WHAT THE TASK REQUIRES » Nothing in the records may be left out or altered; reproduce them all exactly.

Stored data
— START —

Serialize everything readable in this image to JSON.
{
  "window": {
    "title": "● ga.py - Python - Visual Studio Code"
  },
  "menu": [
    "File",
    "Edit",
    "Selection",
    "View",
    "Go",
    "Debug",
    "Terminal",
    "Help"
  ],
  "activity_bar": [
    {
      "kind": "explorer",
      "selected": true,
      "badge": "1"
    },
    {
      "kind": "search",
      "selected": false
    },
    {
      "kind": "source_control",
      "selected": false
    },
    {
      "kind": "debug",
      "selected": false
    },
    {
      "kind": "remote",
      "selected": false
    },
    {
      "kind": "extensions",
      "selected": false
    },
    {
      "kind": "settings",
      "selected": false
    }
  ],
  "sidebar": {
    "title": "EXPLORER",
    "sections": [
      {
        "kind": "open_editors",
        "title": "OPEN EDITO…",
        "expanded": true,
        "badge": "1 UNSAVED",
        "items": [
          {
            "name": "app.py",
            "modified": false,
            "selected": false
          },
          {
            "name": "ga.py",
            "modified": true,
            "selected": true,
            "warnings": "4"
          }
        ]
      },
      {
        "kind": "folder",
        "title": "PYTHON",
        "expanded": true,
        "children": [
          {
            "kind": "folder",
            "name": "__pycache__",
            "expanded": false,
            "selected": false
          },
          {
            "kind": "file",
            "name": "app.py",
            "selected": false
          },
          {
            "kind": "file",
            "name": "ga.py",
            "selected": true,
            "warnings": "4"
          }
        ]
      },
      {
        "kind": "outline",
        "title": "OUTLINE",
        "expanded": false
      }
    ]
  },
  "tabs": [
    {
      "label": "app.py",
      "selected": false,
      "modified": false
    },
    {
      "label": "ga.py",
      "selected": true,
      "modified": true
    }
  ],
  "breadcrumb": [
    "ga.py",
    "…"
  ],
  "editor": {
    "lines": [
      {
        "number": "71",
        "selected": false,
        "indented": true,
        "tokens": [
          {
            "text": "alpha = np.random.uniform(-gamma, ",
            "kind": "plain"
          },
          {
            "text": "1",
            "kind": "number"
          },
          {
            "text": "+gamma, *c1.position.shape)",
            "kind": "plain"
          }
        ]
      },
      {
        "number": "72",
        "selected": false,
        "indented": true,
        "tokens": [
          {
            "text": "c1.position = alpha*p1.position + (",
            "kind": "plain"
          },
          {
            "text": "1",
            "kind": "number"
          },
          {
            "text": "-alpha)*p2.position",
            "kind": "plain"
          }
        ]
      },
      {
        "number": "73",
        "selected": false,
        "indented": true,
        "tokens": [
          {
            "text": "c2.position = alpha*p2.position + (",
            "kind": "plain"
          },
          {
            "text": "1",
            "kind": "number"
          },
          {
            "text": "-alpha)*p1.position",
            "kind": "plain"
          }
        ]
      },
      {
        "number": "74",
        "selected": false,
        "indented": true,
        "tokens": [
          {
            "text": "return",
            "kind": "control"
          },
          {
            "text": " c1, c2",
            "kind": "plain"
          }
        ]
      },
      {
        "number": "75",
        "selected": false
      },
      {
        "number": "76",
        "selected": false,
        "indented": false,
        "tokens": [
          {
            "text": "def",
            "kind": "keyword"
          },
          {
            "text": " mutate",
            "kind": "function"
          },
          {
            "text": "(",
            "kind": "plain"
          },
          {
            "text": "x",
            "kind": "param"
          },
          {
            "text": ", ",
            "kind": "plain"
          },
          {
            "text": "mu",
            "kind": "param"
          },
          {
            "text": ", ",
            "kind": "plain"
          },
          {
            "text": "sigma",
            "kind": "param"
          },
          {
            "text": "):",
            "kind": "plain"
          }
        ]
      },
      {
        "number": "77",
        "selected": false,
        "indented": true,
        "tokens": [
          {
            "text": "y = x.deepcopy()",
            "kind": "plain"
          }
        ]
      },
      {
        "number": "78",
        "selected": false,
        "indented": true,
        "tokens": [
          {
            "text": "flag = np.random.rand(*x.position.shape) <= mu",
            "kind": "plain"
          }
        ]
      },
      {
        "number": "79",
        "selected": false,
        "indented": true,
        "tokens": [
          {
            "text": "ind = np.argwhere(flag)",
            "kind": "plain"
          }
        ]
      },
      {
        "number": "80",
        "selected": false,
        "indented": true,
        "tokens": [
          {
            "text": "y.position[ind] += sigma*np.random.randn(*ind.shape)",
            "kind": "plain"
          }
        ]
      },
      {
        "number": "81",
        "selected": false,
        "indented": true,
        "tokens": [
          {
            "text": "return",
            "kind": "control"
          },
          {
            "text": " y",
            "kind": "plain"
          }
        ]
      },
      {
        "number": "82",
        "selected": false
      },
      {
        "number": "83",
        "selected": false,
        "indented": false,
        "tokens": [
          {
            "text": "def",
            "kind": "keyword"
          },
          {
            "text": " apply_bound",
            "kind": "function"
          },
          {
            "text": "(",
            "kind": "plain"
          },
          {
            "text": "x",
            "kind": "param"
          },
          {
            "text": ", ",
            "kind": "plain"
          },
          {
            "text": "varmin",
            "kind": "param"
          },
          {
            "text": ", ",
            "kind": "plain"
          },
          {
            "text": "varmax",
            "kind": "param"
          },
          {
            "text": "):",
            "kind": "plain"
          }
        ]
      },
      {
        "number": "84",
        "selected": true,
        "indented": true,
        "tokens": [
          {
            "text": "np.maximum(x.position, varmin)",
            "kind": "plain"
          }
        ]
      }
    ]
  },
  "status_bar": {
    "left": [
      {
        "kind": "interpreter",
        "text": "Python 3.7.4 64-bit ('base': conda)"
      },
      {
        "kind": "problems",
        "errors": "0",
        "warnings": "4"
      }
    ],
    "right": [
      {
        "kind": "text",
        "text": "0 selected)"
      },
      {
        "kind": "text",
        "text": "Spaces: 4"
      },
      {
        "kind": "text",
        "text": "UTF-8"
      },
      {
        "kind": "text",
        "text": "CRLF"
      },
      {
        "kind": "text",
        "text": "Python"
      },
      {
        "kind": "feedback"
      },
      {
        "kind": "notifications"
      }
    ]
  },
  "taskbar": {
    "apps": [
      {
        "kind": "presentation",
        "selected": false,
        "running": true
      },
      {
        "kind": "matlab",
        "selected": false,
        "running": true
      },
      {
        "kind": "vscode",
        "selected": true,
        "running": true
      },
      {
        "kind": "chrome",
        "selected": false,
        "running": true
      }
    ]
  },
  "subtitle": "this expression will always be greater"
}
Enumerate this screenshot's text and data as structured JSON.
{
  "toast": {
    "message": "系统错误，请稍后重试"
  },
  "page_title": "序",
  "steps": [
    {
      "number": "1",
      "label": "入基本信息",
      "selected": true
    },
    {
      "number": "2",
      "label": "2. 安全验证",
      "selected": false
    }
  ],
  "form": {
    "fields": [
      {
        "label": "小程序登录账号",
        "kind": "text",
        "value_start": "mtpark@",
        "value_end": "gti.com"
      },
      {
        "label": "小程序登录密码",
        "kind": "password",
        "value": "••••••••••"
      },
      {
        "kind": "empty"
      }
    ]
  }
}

— END —

REPLY TO THE TASK »
Serialize everything readable in this image to JSON.
{
  "window": {
    "title": "● ga.py - Python - Visual Studio Code"
  },
  "menu": [
    "File",
    "Edit",
    "Selection",
    "View",
    "Go",
    "Debug",
    "Terminal",
    "Help"
  ],
  "activity_bar": [
    {
      "kind": "explorer",
      "selected": true,
      "badge": "1"
    },
    {
      "kind": "search",
      "selected": false
    },
    {
      "kind": "source_control",
      "selected": false
    },
    {
      "kind": "debug",
      "selected": false
    },
    {
      "kind": "remote",
      "selected": false
    },
    {
      "kind": "extensions",
      "selected": false
    },
    {
      "kind": "settings",
      "selected": false
    }
  ],
  "sidebar": {
    "title": "EXPLORER",
    "sections": [
      {
        "kind": "open_editors",
        "title": "OPEN EDITO…",
        "expanded": true,
        "badge": "1 UNSAVED",
        "items": [
          {
            "name": "app.py",
            "modified": false,
            "selected": false
          },
          {
            "name": "ga.py",
            "modified": true,
            "selected": true,
            "warnings": "4"
          }
        ]
      },
      {
        "kind": "folder",
        "title": "PYTHON",
        "expanded": true,
        "children": [
          {
            "kind": "folder",
            "name": "__pycache__",
            "expanded": false,
            "selected": false
          },
          {
            "kind": "file",
            "name": "app.py",
            "selected": false
          },
          {
            "kind": "file",
            "name": "ga.py",
            "selected": true,
            "warnings": "4"
          }
        ]
      },
      {
        "kind": "outline",
        "title": "OUTLINE",
        "expanded": false
      }
    ]
  },
  "tabs": [
    {
      "label": "app.py",
      "selected": false,
      "modified": false
    },
    {
      "label": "ga.py",
      "selected": true,
      "modified": true
    }
  ],
  "breadcrumb": [
    "ga.py",
    "…"
  ],
  "editor": {
    "lines": [
      {
        "number": "71",
        "selected": false,
        "indented": true,
        "tokens": [
          {
            "text": "alpha = np.random.uniform(-gamma, ",
            "kind": "plain"
          },
          {
            "text": "1",
            "kind": "number"
          },
          {
            "text": "+gamma, *c1.position.shape)",
            "kind": "plain"
          }
        ]
      },
      {
        "number": "72",
        "selected": false,
        "indented": true,
        "tokens": [
          {
            "text": "c1.position = alpha*p1.position + (",
            "kind": "plain"
          },
          {
            "text": "1",
            "kind": "number"
          },
          {
            "text": "-alpha)*p2.position",
            "kind": "plain"
          }
        ]
      },
      {
        "number": "73",
        "selected": false,
        "indented": true,
        "tokens": [
          {
            "text": "c2.position = alpha*p2.position + (",
            "kind": "plain"
          },
          {
            "text": "1",
            "kind": "number"
          },
          {
            "text": "-alpha)*p1.position",
            "kind": "plain"
          }
        ]
      },
      {
        "number": "74",
        "selected": false,
        "indented": true,
        "tokens": [
          {
            "text": "return",
            "kind": "control"
          },
          {
            "text": " c1, c2",
            "kind": "plain"
          }
        ]
      },
      {
        "number": "75",
        "selected": false
      },
      {
        "number": "76",
        "selected": false,
        "indented": false,
        "tokens": [
          {
            "text": "def",
            "kind": "keyword"
          },
          {
            "text": " mutate",
            "kind": "function"
          },
          {
            "text": "(",
            "kind": "plain"
          },
          {
            "text": "x",
            "kind": "param"
          },
          {
            "text": ", ",
            "kind": "plain"
          },
          {
            "text": "mu",
            "kind": "param"
          },
          {
            "text": ", ",
            "kind": "plain"
          },
          {
            "text": "sigma",
            "kind": "param"
          },
          {
            "text": "):",
            "kind": "plain"
          }
        ]
      },
      {
        "number": "77",
        "selected": false,
        "indented": true,
        "tokens": [
          {
            "text": "y = x.deepcopy()",
            "kind": "plain"
          }
        ]
      },
      {
        "number": "78",
        "selected": false,
        "indented": true,
        "tokens": [
          {
            "text": "flag = np.random.rand(*x.position.shape) <= mu",
            "kind": "plain"
          }
        ]
      },
      {
        "number": "79",
        "selected": false,
        "indented": true,
        "tokens": [
          {
            "text": "ind = np.argwhere(flag)",
            "kind": "plain"
          }
        ]
      },
      {
        "number": "80",
        "selected": false,
        "indented": true,
        "tokens": [
          {
            "text": "y.position[ind] += sigma*np.random.randn(*ind.shape)",
            "kind": "plain"
          }
        ]
      },
      {
        "number": "81",
        "selected": false,
        "indented": true,
        "tokens": [
          {
            "text": "return",
            "kind": "control"
          },
          {
            "text": " y",
            "kind": "plain"
          }
        ]
      },
      {
        "number": "82",
        "selected": false
      },
      {
        "number": "83",
        "selected": false,
        "indented": false,
        "tokens": [
          {
            "text": "def",
            "kind": "keyword"
          },
          {
            "text": " apply_bound",
            "kind": "function"
          },
          {
            "text": "(",
            "kind": "plain"
          },
          {
            "text": "x",
            "kind": "param"
          },
          {
            "text": ", ",
            "kind": "plain"
          },
          {
            "text": "varmin",
            "kind": "param"
          },
          {
            "text": ", ",
            "kind": "plain"
          },
          {
            "text": "varmax",
            "kind": "param"
          },
          {
            "text": "):",
            "kind": "plain"
          }
        ]
      },
      {
        "number": "84",
        "selected": true,
        "indented": true,
        "tokens": [
          {
            "text": "np.maximum(x.position, varmin)",
            "kind": "plain"
          }
        ]
      }
    ]
  },
  "status_bar": {
    "left": [
      {
        "kind": "interpreter",
        "text": "Python 3.7.4 64-bit ('base': conda)"
      },
      {
        "kind": "problems",
        "errors": "0",
        "warnings": "4"
      }
    ],
    "right": [
      {
        "kind": "text",
        "text": "0 selected)"
      },
      {
        "kind": "text",
        "text": "Spaces: 4"
      },
      {
        "kind": "text",
        "text": "UTF-8"
      },
      {
        "kind": "text",
        "text": "CRLF"
      },
      {
        "kind": "text",
        "text": "Python"
      },
      {
        "kind": "feedback"
      },
      {
        "kind": "notifications"
      }
    ]
  },
  "taskbar": {
    "apps": [
      {
        "kind": "presentation",
        "selected": false,
        "running": true
      },
      {
        "kind": "matlab",
        "selected": false,
        "running": true
      },
      {
        "kind": "vscode",
        "selected": true,
        "running": true
      },
      {
        "kind": "chrome",
        "selected": false,
        "running": true
      }
    ]
  },
  "subtitle": "this expression will always be greater"
}
Enumerate this screenshot's text and data as structured JSON.
{
  "toast": {
    "message": "系统错误，请稍后重试"
  },
  "page_title": "序",
  "steps": [
    {
      "number": "1",
      "label": "入基本信息",
      "selected": true
    },
    {
      "number": "2",
      "label": "2. 安全验证",
      "selected": false
    }
  ],
  "form": {
    "fields": [
      {
        "label": "小程序登录账号",
        "kind": "text",
        "value_start": "mtpark@",
        "value_end": "gti.com"
      },
      {
        "label": "小程序登录密码",
        "kind": "password",
        "value": "••••••••••"
      },
      {
        "kind": "empty"
      }
    ]
  }
}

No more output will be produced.